EXERCISE DIRECTIONS: Collect all lines below with the string "heading".

########

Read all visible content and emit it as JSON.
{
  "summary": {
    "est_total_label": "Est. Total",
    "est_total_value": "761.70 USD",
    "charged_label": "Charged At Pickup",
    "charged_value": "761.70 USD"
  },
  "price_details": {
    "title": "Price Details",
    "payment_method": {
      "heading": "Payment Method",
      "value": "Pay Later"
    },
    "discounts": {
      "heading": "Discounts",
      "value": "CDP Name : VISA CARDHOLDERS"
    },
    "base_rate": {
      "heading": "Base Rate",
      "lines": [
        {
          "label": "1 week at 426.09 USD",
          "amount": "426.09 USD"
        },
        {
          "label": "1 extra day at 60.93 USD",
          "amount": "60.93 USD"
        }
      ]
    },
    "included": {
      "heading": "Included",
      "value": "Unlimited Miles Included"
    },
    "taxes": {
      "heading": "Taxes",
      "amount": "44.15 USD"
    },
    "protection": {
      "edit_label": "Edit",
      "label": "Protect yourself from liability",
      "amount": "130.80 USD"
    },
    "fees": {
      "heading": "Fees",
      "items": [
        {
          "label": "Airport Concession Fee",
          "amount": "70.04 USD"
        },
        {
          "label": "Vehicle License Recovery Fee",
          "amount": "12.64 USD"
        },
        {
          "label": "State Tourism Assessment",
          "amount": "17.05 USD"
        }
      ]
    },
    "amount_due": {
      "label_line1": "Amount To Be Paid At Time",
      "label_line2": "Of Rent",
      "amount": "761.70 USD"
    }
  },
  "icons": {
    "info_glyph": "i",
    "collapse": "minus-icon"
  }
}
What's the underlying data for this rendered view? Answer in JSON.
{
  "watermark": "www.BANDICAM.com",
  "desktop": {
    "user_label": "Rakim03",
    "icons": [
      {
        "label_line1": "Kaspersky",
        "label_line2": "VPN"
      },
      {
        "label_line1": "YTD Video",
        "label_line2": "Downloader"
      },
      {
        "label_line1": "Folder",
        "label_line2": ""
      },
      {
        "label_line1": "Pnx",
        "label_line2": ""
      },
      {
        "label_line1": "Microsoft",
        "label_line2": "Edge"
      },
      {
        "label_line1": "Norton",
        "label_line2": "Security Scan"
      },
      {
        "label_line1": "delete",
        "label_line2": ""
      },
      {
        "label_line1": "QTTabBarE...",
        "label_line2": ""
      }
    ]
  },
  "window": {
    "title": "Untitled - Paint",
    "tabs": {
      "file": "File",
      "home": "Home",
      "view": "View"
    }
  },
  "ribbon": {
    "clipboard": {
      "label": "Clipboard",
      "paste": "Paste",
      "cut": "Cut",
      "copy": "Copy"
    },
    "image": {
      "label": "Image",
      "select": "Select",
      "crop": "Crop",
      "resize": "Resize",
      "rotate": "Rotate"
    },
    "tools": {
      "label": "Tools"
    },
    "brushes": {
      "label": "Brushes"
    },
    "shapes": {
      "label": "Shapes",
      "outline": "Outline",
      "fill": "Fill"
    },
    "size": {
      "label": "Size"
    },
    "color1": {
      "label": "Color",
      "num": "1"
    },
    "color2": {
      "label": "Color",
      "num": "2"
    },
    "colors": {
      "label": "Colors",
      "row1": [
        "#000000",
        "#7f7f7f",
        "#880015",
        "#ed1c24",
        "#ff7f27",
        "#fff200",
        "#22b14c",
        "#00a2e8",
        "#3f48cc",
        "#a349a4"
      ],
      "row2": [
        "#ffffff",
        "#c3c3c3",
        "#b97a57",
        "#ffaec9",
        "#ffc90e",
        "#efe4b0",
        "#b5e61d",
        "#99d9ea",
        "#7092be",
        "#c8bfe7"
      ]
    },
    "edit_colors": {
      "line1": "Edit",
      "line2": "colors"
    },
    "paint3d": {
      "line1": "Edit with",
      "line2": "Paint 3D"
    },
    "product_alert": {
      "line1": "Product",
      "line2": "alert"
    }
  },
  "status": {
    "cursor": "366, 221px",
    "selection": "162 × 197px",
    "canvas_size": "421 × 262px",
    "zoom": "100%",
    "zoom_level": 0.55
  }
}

########

FULL ANSWER:
      "heading": "Payment Method",
      "heading": "Discounts",
      "heading": "Base Rate",
      "heading": "Included",
      "heading": "Taxes",
      "heading": "Fees",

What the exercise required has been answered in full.